Return the listing below exactly, with the pictures dropped.

Raw records:
════════

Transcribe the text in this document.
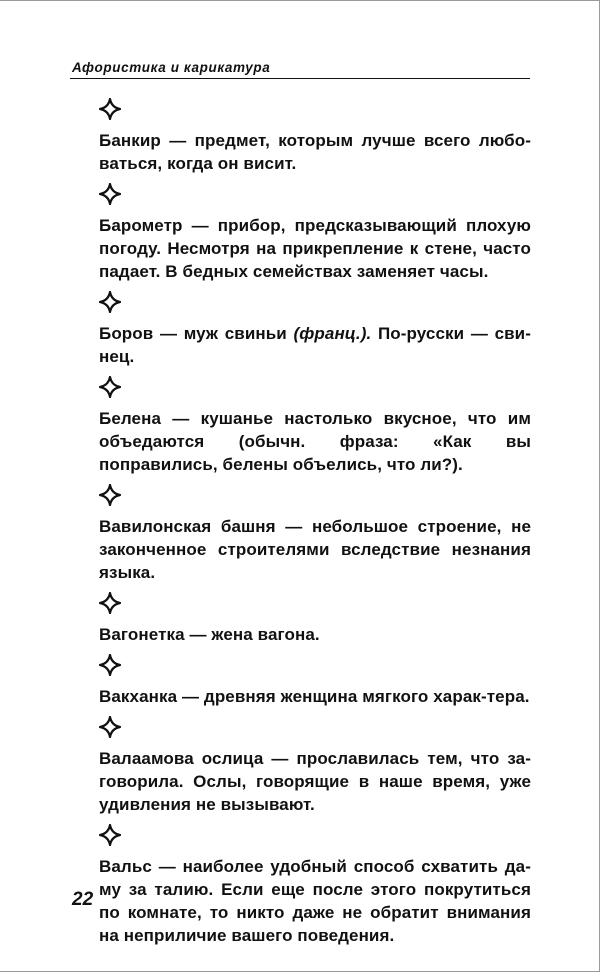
Афористика и карикатура

Банкир — предмет, которым лучше всего любо-ваться, когда он висит.

Барометр — прибор, предсказывающий плохую погоду. Несмотря на прикрепление к стене, часто падает. В бедных семействах заменяет часы.

Боров — муж свиньи (франц.). По-русски — сви-нец.

Белена — кушанье настолько вкусное, что им объедаются (обычн. фраза: «Как вы поправились, белены объелись, что ли?).

Вавилонская башня — небольшое строение, не законченное строителями вследствие незнания языка.

Вагонетка — жена вагона.

Вакханка — древняя женщина мягкого харак-тера.

Валаамова ослица — прославилась тем, что за-говорила. Ослы, говорящие в наше время, уже удивления не вызывают.

Вальс — наиболее удобный способ схватить да-му за талию. Если еще после этого покрутиться по комнате, то никто даже не обратит внимания на неприличие вашего поведения.

22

════════

Solution to the exercise:
Transcribe the text in this document.
Афористика и карикатура

Банкир — предмет, которым лучше всего любо-ваться, когда он висит.

Барометр — прибор, предсказывающий плохую погоду. Несмотря на прикрепление к стене, часто падает. В бедных семействах заменяет часы.

Боров — муж свиньи (франц.). По-русски — сви-нец.

Белена — кушанье настолько вкусное, что им объедаются (обычн. фраза: «Как вы поправились, белены объелись, что ли?).

Вавилонская башня — небольшое строение, не законченное строителями вследствие незнания языка.

Вагонетка — жена вагона.

Вакханка — древняя женщина мягкого харак-тера.

Валаамова ослица — прославилась тем, что за-говорила. Ослы, говорящие в наше время, уже удивления не вызывают.

Вальс — наиболее удобный способ схватить да-му за талию. Если еще после этого покрутиться по комнате, то никто даже не обратит внимания на неприличие вашего поведения.

22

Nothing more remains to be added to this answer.